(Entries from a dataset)
-- START --

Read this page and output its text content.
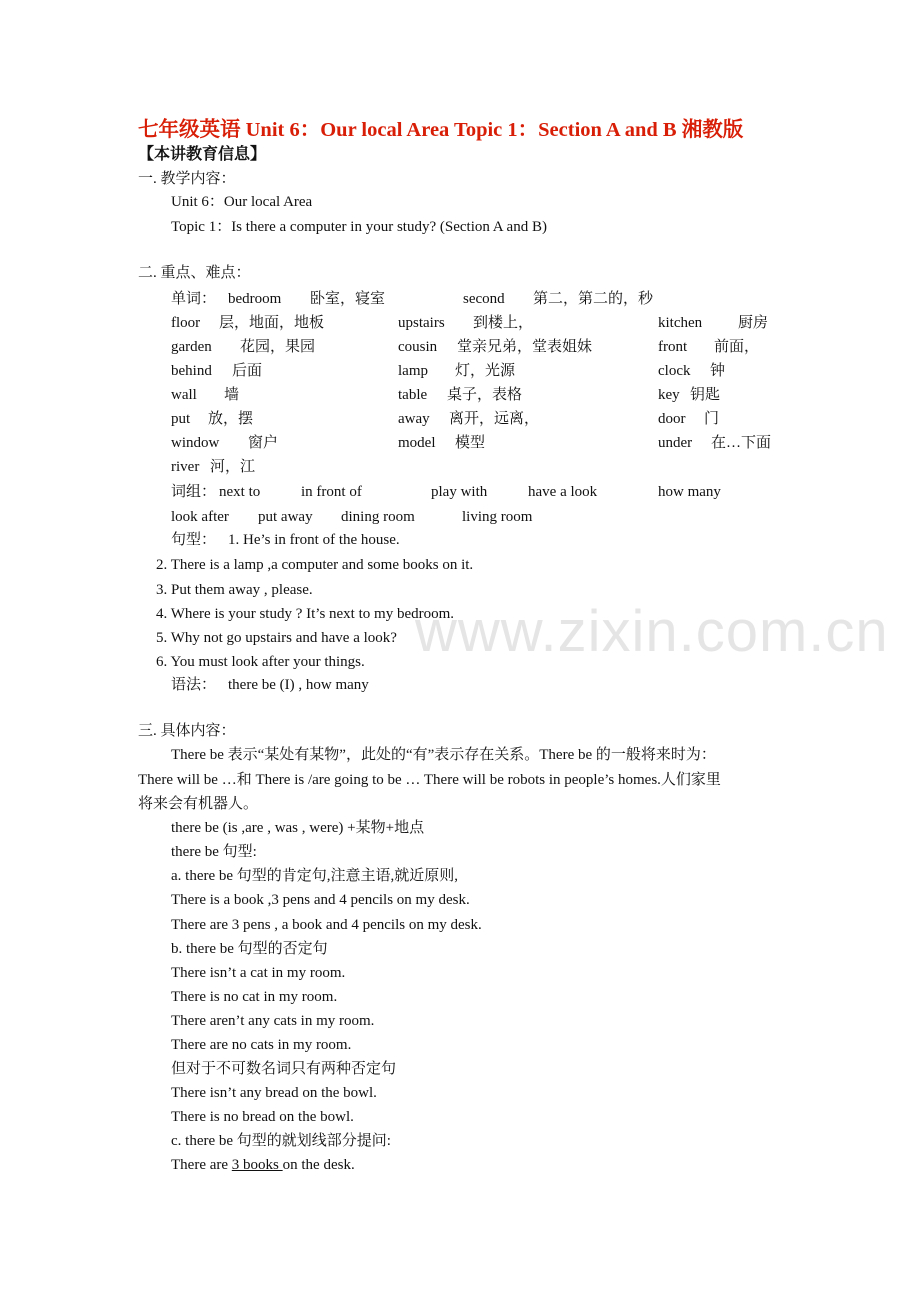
七年级英语 Unit 6：Our local Area Topic 1：Section A and B 湘教版
【本讲教育信息】
一. 教学内容：
Unit 6：Our local Area
Topic 1：Is there a computer in your study? (Section A and B)
二. 重点、难点：
单词： bedroom 卧室，寝室	second 第二，第二的，秒
floor 层，地面，地板	upstairs 到楼上，	kitchen 厨房
garden 花园，果园	cousin 堂亲兄弟，堂表姐妹	front 前面，
behind 后面	lamp 灯，光源	clock 钟
wall 墙	table 桌子，表格	key 钥匙
put 放，摆	away 离开，远离，	door 门
window 窗户	model 模型	under 在…下面
river 河，江
词组： next to	in front of	play with	have a look	how many
look after put away dining room	living room
句型： 1. He’s in front of the house.
2. There is a lamp ,a computer and some books on it.
3. Put them away , please.
4. Where is your study ? It’s next to my bedroom.
5. Why not go upstairs and have a look?
6. You must look after your things.
语法： there be (I) , how many
三. 具体内容：
There be 表示“某处有某物”，此处的“有”表示存在关系。There be 的一般将来时为：
There will be …和 There is /are going to be … There will be robots in people’s homes.人们家里
将来会有机器人。
there be (is ,are , was , were) +某物+地点
there be 句型:
a. there be 句型的肯定句,注意主语,就近原则,
There is a book ,3 pens and 4 pencils on my desk.
There are 3 pens , a book and 4 pencils on my desk.
b. there be 句型的否定句
There isn’t a cat in my room.
There is no cat in my room.
There aren’t any cats in my room.
There are no cats in my room.
但对于不可数名词只有两种否定句
There isn’t any bread on the bowl.
There is no bread on the bowl.
c. there be 句型的就划线部分提问:
There are 3 books on the desk.
www.zixin.com.cn
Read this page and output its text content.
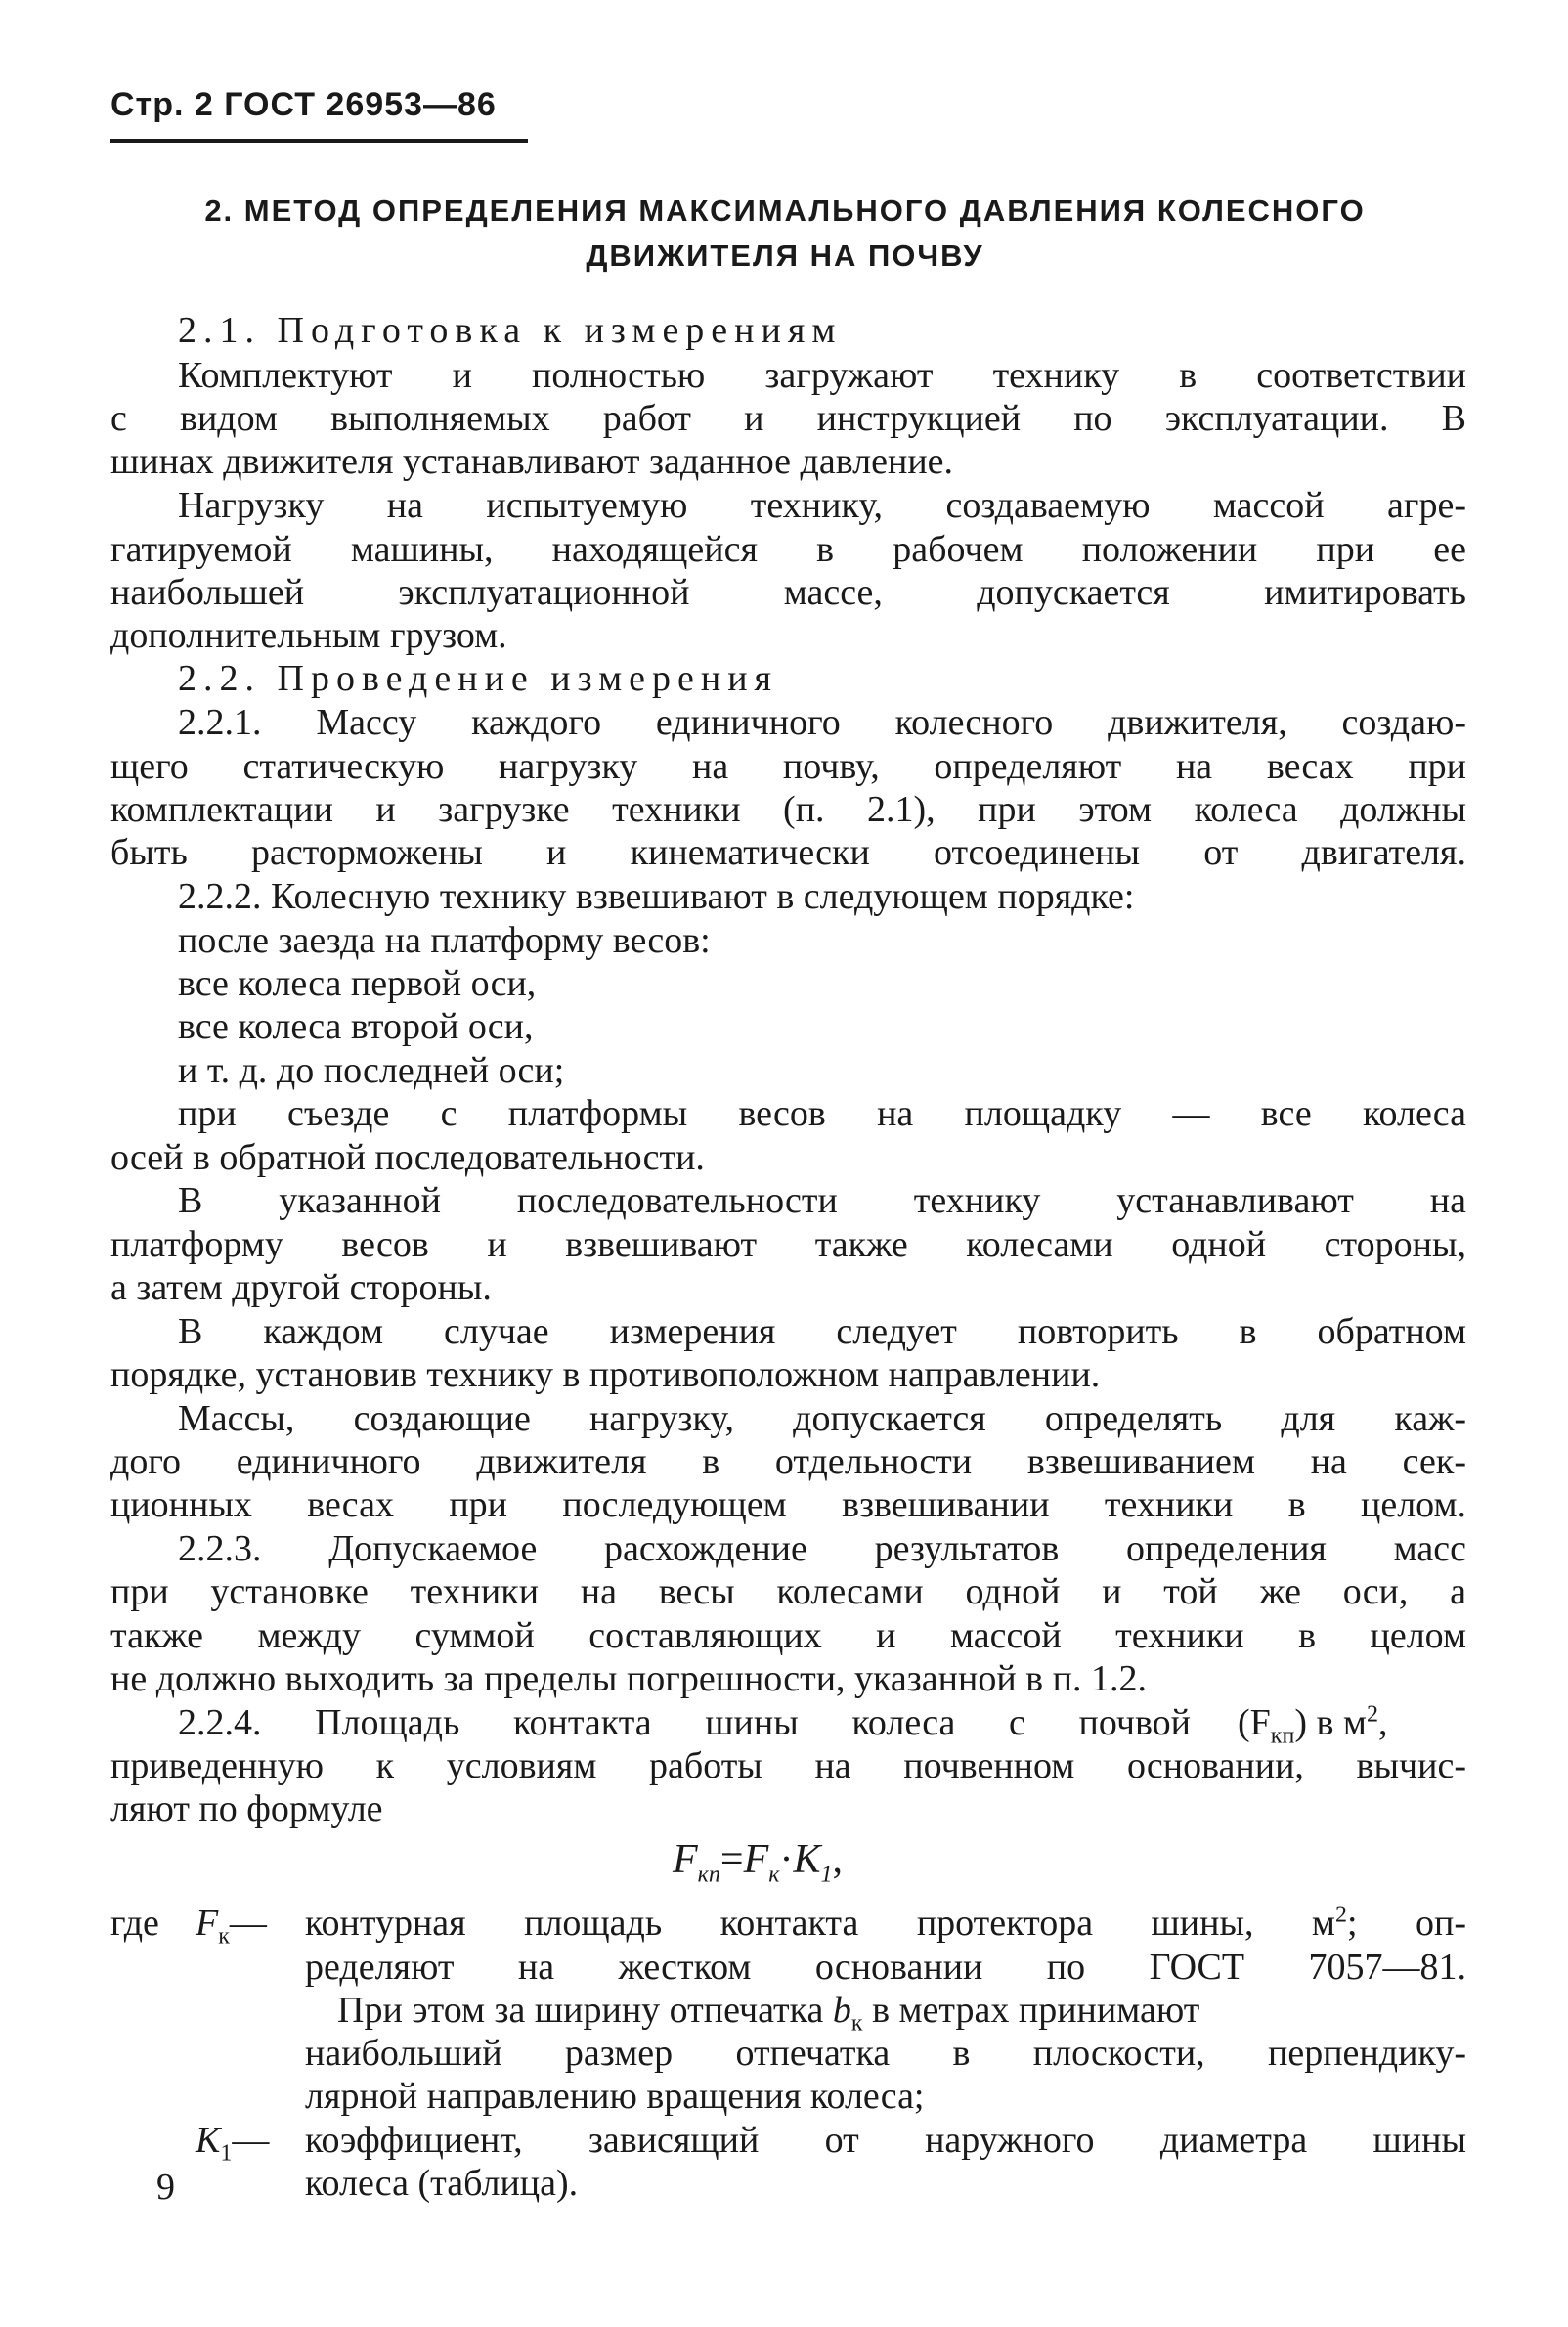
Стр. 2 ГОСТ 26953—86
2. МЕТОД ОПРЕДЕЛЕНИЯ МАКСИМАЛЬНОГО ДАВЛЕНИЯ КОЛЕСНОГО
ДВИЖИТЕЛЯ НА ПОЧВУ
2.1. Подготовка к измерениям
Комплектуют и полностью загружают технику в соответствии
с видом выполняемых работ и инструкцией по эксплуатации. В
шинах движителя устанавливают заданное давление.
Нагрузку на испытуемую технику, создаваемую массой агре-
гатируемой машины, находящейся в рабочем положении при ее
наибольшей эксплуатационной массе, допускается имитировать
дополнительным грузом.
2.2. Проведение измерения
2.2.1. Массу каждого единичного колесного движителя, создаю-
щего статическую нагрузку на почву, определяют на весах при
комплектации и загрузке техники (п. 2.1), при этом колеса должны
быть расторможены и кинематически отсоединены от двигателя.
2.2.2. Колесную технику взвешивают в следующем порядке:
после заезда на платформу весов:
все колеса первой оси,
все колеса второй оси,
и т. д. до последней оси;
при съезде с платформы весов на площадку — все колеса
осей в обратной последовательности.
В указанной последовательности технику устанавливают на
платформу весов и взвешивают также колесами одной стороны,
а затем другой стороны.
В каждом случае измерения следует повторить в обратном
порядке, установив технику в противоположном направлении.
Массы, создающие нагрузку, допускается определять для каж-
дого единичного движителя в отдельности взвешиванием на сек-
ционных весах при последующем взвешивании техники в целом.
2.2.3. Допускаемое расхождение результатов определения масс
при установке техники на весы колесами одной и той же оси, а
также между суммой составляющих и массой техники в целом
не должно выходить за пределы погрешности, указанной в п. 1.2.
2.2.4. Площадь контакта шины колеса с почвой $(F_{кп})$ в $м^2$,
приведенную к условиям работы на почвенном основании, вычис-
ляют по формуле
$F_{кп}=F_к\cdot K_1$,
где $F_к—$ контурная площадь контакта протектора шины, $м^2$; оп-
ределяют на жестком основании по ГОСТ 7057—81.
При этом за ширину отпечатка $b_к$ в метрах принимают
наибольший размер отпечатка в плоскости, перпендику-
лярной направлению вращения колеса;
$K_1—$ коэффициент, зависящий от наружного диаметра шины
колеса (таблица).
9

-- END --

Do this:
Gather each line holding the string "next".

Exercise response:
词组： next to	in front of	play with	have a look	how many
4. Where is your study ? It’s next to my bedroom.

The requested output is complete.